• **TEXTO DE ORIGEM**
■ ■ ■ ■
Os sinos dobram por
ti, Fidel
Haroldo Lima*
Sua morte, que coroa 90 anos de
uma vida esplendorosa, era esperada e inexorável. Mas deixa entre nós uma
lacuna enorme. Afinal, como disse Mao Zedong, o grande líder do povo chinês,
"todo homem tem de morrer um dia, mas nem todas as mortes têm o mesmo
significado...a de uns tem mais peso que o monte Tai, a de outros pesa menos
que uma pena”.
Fidel Castro Ruiz, o homem que liderou a primeira
Revolução Socialista da América, que esteve à frente da epopéia humana de
transformar uma ilha plantada na frente dos Estados Unidos em baluarte da
independência dos povos, que sobreviveu galhardamente a centenas de atentados à
sua vida, que nunca arriou a bandeira da esperança, que em janeiro de 1998
recebeu o Papa João Paulo II dizendo-lhe "aqui, em Cuba, não encontrarás
crianças pedindo esmolas, dormindo na rua, descalças ou desnutridas", esta
figura emblemática, orgulho dos combatentes veteranos da causa democrática,
libertária e socialista, e inspiração de vida para as gerações vindouras, este
homem acaba de nos deixar.
Sua morte, que coroa 90 anos de uma vida esplendorosa,
era esperada e inexorável. Mas deixa entre nós uma lacuna enorme. Afinal, como
disse Mao Zedong, o grande líder do povo chinês, "todo homem tem de morrer
um dia, mas nem todas as mortes têm o mesmo significado...a de uns tem mais
peso que o monte Tai, a de outros pesa menos que uma pena”. A morte de Fidel
tem mais peso que os Andes, mas preferimos senti-la com o peso sublime da
Sierra Maestra, a cordilheira que Fidel Castro, Che Guevara, Raul Castro e
tantos outros desceram arregimentando guerrilheiros até expulsar o ditador
Fulgêncio Batista do Poder e transformar Cuba em "território livre das
Américas".
Era dramática a situação da ilha quando Fidel chegou ao
Poder. Em 1901 tinha sido aprovada uma Constituição, de cujo texto constava a
Emenda Platt, pela qual os Estados Unidos tinham o direito de intervir em Cuba
sempre que achasse necessário. Era um absurdo, mas era assim que o Império
tratava seus vassalos.
■ ■ ■ ■
• **MATERIAL FORNECIDO**
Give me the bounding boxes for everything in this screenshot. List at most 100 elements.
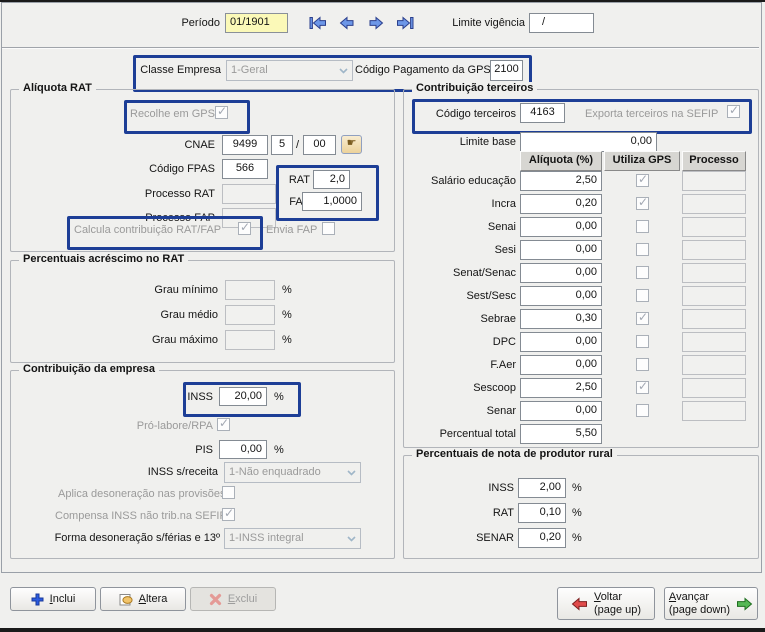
■ ■ ■ ■
• **TAREFAS A REALIZAR**
(1) Diga se cada afirmação concorda com o texto sobre a morte de Fidel Castro, respondendo sim ou não e citando literalmente as palavras decisivas do texto: (a) Fidel Castro recebeu o Papa João Paulo II em janeiro de 1998. (b) A Constituição cubana que incluía a Emenda Platt foi aprovada em 1910. (c) A frase sobre o monte Tai é atribuída a Che Guevara.
(2) Extraia sem alterações o trecho do texto sobre a morte de Fidel Castro que vai de "Fidel Castro Ruiz, o" até "de nos deixar.", incluindo ambos.

• **RESPOSTAS**
(1)
(a) Sim: "que em janeiro de 1998 recebeu o Papa João Paulo II".
(b) Não: "Em 1901 tinha sido aprovada uma Constituição".
(c) Não: "como disse Mao Zedong, o grande líder do povo chinês".

(2)
Fidel Castro Ruiz, o homem que liderou a primeira
Revolução Socialista da América, que esteve à frente da epopéia humana de
transformar uma ilha plantada na frente dos Estados Unidos em baluarte da
independência dos povos, que sobreviveu galhardamente a centenas de atentados à
sua vida, que nunca arriou a bandeira da esperança, que em janeiro de 1998
recebeu o Papa João Paulo II dizendo-lhe "aqui, em Cuba, não encontrarás
crianças pedindo esmolas, dormindo na rua, descalças ou desnutridas", esta
figura emblemática, orgulho dos combatentes veteranos da causa democrática,
libertária e socialista, e inspiração de vida para as gerações vindouras, este
homem acaba de nos deixar.